◆ **Exercise aim**:
Exactly as written, retype the listing below, omitting the pictures.

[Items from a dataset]

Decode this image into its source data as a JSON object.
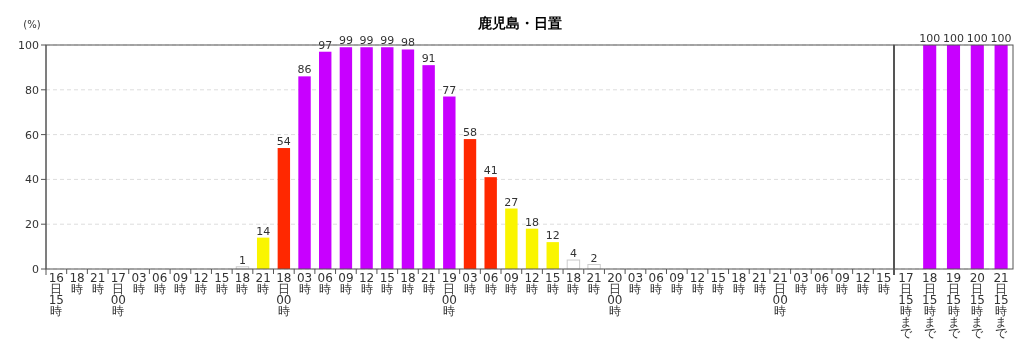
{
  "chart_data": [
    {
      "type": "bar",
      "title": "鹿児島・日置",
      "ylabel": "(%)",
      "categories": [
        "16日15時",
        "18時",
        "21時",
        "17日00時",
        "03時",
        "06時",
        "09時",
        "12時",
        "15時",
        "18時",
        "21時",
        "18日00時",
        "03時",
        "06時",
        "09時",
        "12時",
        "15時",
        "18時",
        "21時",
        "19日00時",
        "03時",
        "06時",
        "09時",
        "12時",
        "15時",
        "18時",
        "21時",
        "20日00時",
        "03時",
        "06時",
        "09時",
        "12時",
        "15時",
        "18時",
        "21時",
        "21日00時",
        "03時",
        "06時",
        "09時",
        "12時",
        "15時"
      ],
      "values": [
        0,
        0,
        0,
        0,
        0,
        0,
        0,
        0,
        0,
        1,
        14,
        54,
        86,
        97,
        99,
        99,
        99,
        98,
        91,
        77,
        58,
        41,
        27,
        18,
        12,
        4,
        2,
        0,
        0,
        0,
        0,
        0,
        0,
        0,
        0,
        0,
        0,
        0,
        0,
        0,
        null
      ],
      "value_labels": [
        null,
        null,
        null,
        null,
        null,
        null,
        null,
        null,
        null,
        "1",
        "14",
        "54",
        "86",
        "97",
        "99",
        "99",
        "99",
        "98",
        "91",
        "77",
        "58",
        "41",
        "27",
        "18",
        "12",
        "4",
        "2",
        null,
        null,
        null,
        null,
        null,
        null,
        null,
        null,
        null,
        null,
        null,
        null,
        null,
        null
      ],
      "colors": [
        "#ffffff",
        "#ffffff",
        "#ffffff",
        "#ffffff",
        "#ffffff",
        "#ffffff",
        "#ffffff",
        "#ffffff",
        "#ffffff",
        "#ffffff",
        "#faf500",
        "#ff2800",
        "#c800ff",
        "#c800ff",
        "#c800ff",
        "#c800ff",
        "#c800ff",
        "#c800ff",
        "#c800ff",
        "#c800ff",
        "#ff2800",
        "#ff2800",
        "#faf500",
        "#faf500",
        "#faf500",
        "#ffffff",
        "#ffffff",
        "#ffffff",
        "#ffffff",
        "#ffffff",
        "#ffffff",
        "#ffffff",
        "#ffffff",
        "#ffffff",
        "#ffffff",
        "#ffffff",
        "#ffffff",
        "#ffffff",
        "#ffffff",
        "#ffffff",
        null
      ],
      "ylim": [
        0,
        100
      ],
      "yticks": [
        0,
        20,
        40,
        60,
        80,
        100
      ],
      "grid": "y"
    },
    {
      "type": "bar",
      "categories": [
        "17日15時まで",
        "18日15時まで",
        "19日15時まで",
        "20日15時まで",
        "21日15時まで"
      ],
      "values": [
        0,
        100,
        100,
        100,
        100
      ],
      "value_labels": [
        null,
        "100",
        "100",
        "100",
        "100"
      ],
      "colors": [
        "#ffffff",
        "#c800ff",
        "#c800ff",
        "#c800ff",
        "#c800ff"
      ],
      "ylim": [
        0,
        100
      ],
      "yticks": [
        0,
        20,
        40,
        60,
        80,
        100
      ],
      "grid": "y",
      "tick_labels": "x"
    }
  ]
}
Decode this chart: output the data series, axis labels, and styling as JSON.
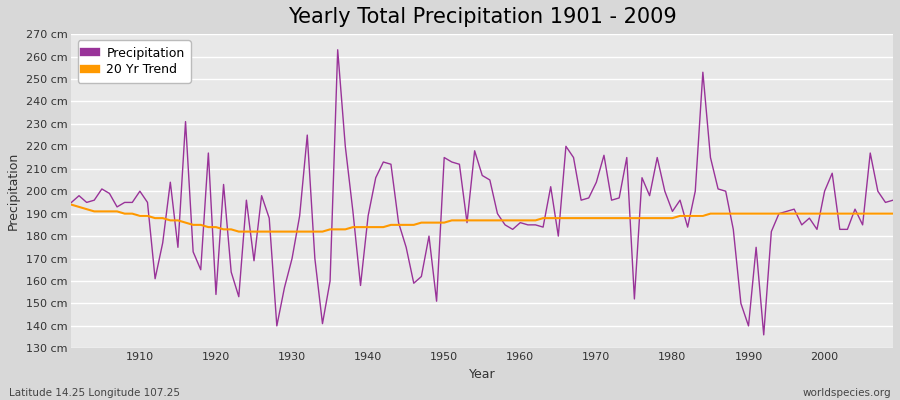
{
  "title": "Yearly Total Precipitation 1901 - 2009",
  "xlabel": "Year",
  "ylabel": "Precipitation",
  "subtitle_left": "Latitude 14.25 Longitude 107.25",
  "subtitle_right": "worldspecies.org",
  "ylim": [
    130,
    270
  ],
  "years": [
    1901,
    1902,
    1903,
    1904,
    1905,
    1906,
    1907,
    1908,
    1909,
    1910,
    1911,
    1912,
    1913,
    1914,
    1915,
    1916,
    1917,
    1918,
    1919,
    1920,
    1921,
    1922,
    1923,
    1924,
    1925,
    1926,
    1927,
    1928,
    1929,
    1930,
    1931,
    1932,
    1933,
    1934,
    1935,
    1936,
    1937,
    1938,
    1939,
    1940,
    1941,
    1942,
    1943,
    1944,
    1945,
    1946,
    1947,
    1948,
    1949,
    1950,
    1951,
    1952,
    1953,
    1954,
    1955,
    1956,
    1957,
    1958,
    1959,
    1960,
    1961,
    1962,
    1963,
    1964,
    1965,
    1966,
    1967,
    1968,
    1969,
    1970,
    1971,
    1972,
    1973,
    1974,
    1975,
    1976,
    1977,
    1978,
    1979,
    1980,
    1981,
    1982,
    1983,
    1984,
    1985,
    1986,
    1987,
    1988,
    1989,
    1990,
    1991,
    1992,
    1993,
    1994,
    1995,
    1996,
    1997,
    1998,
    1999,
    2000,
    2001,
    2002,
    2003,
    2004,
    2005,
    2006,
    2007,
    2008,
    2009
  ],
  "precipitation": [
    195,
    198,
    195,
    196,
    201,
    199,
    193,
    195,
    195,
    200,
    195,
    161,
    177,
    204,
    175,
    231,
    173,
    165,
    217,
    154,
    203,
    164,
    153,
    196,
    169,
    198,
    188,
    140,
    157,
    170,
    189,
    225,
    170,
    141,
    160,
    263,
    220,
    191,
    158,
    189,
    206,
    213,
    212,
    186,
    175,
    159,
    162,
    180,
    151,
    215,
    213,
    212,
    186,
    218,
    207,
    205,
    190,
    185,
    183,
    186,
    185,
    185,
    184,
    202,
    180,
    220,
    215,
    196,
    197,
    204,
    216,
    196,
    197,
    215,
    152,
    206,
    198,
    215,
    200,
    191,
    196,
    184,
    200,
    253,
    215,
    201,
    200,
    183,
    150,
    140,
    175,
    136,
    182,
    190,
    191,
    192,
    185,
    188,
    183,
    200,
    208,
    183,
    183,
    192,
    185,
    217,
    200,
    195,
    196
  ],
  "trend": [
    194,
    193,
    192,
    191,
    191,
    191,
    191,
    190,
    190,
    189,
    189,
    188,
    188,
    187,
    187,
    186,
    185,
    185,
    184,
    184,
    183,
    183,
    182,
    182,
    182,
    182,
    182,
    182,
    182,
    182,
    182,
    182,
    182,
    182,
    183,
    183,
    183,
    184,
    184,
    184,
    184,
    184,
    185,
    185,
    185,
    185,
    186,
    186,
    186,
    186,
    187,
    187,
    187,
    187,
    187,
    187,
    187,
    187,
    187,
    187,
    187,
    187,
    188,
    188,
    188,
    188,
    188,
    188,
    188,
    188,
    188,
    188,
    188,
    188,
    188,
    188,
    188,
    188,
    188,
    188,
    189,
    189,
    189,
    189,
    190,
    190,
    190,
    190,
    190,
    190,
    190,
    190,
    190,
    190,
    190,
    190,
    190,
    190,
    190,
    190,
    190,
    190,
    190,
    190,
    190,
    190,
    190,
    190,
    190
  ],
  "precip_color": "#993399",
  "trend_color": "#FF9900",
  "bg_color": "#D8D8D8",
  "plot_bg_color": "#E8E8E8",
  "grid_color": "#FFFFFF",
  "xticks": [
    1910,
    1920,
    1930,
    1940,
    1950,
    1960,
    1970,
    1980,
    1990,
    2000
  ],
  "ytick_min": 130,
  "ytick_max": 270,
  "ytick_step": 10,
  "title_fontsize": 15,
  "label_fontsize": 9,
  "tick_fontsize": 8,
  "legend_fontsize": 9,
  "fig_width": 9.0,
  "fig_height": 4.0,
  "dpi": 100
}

◆ **The answer**:
Decode this image into its source data as a JSON object.
{
  "chart_data": [
    {
      "type": "bar",
      "title": "鹿児島・日置",
      "ylabel": "(%)",
      "categories": [
        "16日15時",
        "18時",
        "21時",
        "17日00時",
        "03時",
        "06時",
        "09時",
        "12時",
        "15時",
        "18時",
        "21時",
        "18日00時",
        "03時",
        "06時",
        "09時",
        "12時",
        "15時",
        "18時",
        "21時",
        "19日00時",
        "03時",
        "06時",
        "09時",
        "12時",
        "15時",
        "18時",
        "21時",
        "20日00時",
        "03時",
        "06時",
        "09時",
        "12時",
        "15時",
        "18時",
        "21時",
        "21日00時",
        "03時",
        "06時",
        "09時",
        "12時",
        "15時"
      ],
      "values": [
        0,
        0,
        0,
        0,
        0,
        0,
        0,
        0,
        0,
        1,
        14,
        54,
        86,
        97,
        99,
        99,
        99,
        98,
        91,
        77,
        58,
        41,
        27,
        18,
        12,
        4,
        2,
        0,
        0,
        0,
        0,
        0,
        0,
        0,
        0,
        0,
        0,
        0,
        0,
        0,
        null
      ],
      "value_labels": [
        null,
        null,
        null,
        null,
        null,
        null,
        null,
        null,
        null,
        "1",
        "14",
        "54",
        "86",
        "97",
        "99",
        "99",
        "99",
        "98",
        "91",
        "77",
        "58",
        "41",
        "27",
        "18",
        "12",
        "4",
        "2",
        null,
        null,
        null,
        null,
        null,
        null,
        null,
        null,
        null,
        null,
        null,
        null,
        null,
        null
      ],
      "colors": [
        "#ffffff",
        "#ffffff",
        "#ffffff",
        "#ffffff",
        "#ffffff",
        "#ffffff",
        "#ffffff",
        "#ffffff",
        "#ffffff",
        "#ffffff",
        "#faf500",
        "#ff2800",
        "#c800ff",
        "#c800ff",
        "#c800ff",
        "#c800ff",
        "#c800ff",
        "#c800ff",
        "#c800ff",
        "#c800ff",
        "#ff2800",
        "#ff2800",
        "#faf500",
        "#faf500",
        "#faf500",
        "#ffffff",
        "#ffffff",
        "#ffffff",
        "#ffffff",
        "#ffffff",
        "#ffffff",
        "#ffffff",
        "#ffffff",
        "#ffffff",
        "#ffffff",
        "#ffffff",
        "#ffffff",
        "#ffffff",
        "#ffffff",
        "#ffffff",
        null
      ],
      "ylim": [
        0,
        100
      ],
      "yticks": [
        0,
        20,
        40,
        60,
        80,
        100
      ],
      "grid": "y"
    },
    {
      "type": "bar",
      "categories": [
        "17日15時まで",
        "18日15時まで",
        "19日15時まで",
        "20日15時まで",
        "21日15時まで"
      ],
      "values": [
        0,
        100,
        100,
        100,
        100
      ],
      "value_labels": [
        null,
        "100",
        "100",
        "100",
        "100"
      ],
      "colors": [
        "#ffffff",
        "#c800ff",
        "#c800ff",
        "#c800ff",
        "#c800ff"
      ],
      "ylim": [
        0,
        100
      ],
      "yticks": [
        0,
        20,
        40,
        60,
        80,
        100
      ],
      "grid": "y",
      "tick_labels": "x"
    }
  ]
}
Decode this chart: output the data series, axis labels, and styling as JSON.
{
  "title": "Yearly Total Precipitation 1901 - 2009",
  "xlabel": "Year",
  "ylabel": "Precipitation",
  "subtitle_left": "Latitude 14.25 Longitude 107.25",
  "subtitle_right": "worldspecies.org",
  "ylim": [
    130,
    270
  ],
  "years": [
    1901,
    1902,
    1903,
    1904,
    1905,
    1906,
    1907,
    1908,
    1909,
    1910,
    1911,
    1912,
    1913,
    1914,
    1915,
    1916,
    1917,
    1918,
    1919,
    1920,
    1921,
    1922,
    1923,
    1924,
    1925,
    1926,
    1927,
    1928,
    1929,
    1930,
    1931,
    1932,
    1933,
    1934,
    1935,
    1936,
    1937,
    1938,
    1939,
    1940,
    1941,
    1942,
    1943,
    1944,
    1945,
    1946,
    1947,
    1948,
    1949,
    1950,
    1951,
    1952,
    1953,
    1954,
    1955,
    1956,
    1957,
    1958,
    1959,
    1960,
    1961,
    1962,
    1963,
    1964,
    1965,
    1966,
    1967,
    1968,
    1969,
    1970,
    1971,
    1972,
    1973,
    1974,
    1975,
    1976,
    1977,
    1978,
    1979,
    1980,
    1981,
    1982,
    1983,
    1984,
    1985,
    1986,
    1987,
    1988,
    1989,
    1990,
    1991,
    1992,
    1993,
    1994,
    1995,
    1996,
    1997,
    1998,
    1999,
    2000,
    2001,
    2002,
    2003,
    2004,
    2005,
    2006,
    2007,
    2008,
    2009
  ],
  "precipitation": [
    195,
    198,
    195,
    196,
    201,
    199,
    193,
    195,
    195,
    200,
    195,
    161,
    177,
    204,
    175,
    231,
    173,
    165,
    217,
    154,
    203,
    164,
    153,
    196,
    169,
    198,
    188,
    140,
    157,
    170,
    189,
    225,
    170,
    141,
    160,
    263,
    220,
    191,
    158,
    189,
    206,
    213,
    212,
    186,
    175,
    159,
    162,
    180,
    151,
    215,
    213,
    212,
    186,
    218,
    207,
    205,
    190,
    185,
    183,
    186,
    185,
    185,
    184,
    202,
    180,
    220,
    215,
    196,
    197,
    204,
    216,
    196,
    197,
    215,
    152,
    206,
    198,
    215,
    200,
    191,
    196,
    184,
    200,
    253,
    215,
    201,
    200,
    183,
    150,
    140,
    175,
    136,
    182,
    190,
    191,
    192,
    185,
    188,
    183,
    200,
    208,
    183,
    183,
    192,
    185,
    217,
    200,
    195,
    196
  ],
  "trend": [
    194,
    193,
    192,
    191,
    191,
    191,
    191,
    190,
    190,
    189,
    189,
    188,
    188,
    187,
    187,
    186,
    185,
    185,
    184,
    184,
    183,
    183,
    182,
    182,
    182,
    182,
    182,
    182,
    182,
    182,
    182,
    182,
    182,
    182,
    183,
    183,
    183,
    184,
    184,
    184,
    184,
    184,
    185,
    185,
    185,
    185,
    186,
    186,
    186,
    186,
    187,
    187,
    187,
    187,
    187,
    187,
    187,
    187,
    187,
    187,
    187,
    187,
    188,
    188,
    188,
    188,
    188,
    188,
    188,
    188,
    188,
    188,
    188,
    188,
    188,
    188,
    188,
    188,
    188,
    188,
    189,
    189,
    189,
    189,
    190,
    190,
    190,
    190,
    190,
    190,
    190,
    190,
    190,
    190,
    190,
    190,
    190,
    190,
    190,
    190,
    190,
    190,
    190,
    190,
    190,
    190,
    190,
    190,
    190
  ],
  "precip_color": "#993399",
  "trend_color": "#FF9900",
  "bg_color": "#D8D8D8",
  "plot_bg_color": "#E8E8E8",
  "grid_color": "#FFFFFF",
  "xticks": [
    1910,
    1920,
    1930,
    1940,
    1950,
    1960,
    1970,
    1980,
    1990,
    2000
  ],
  "ytick_min": 130,
  "ytick_max": 270,
  "ytick_step": 10,
  "title_fontsize": 15,
  "label_fontsize": 9,
  "tick_fontsize": 8,
  "legend_fontsize": 9,
  "fig_width": 9.0,
  "fig_height": 4.0,
  "dpi": 100
}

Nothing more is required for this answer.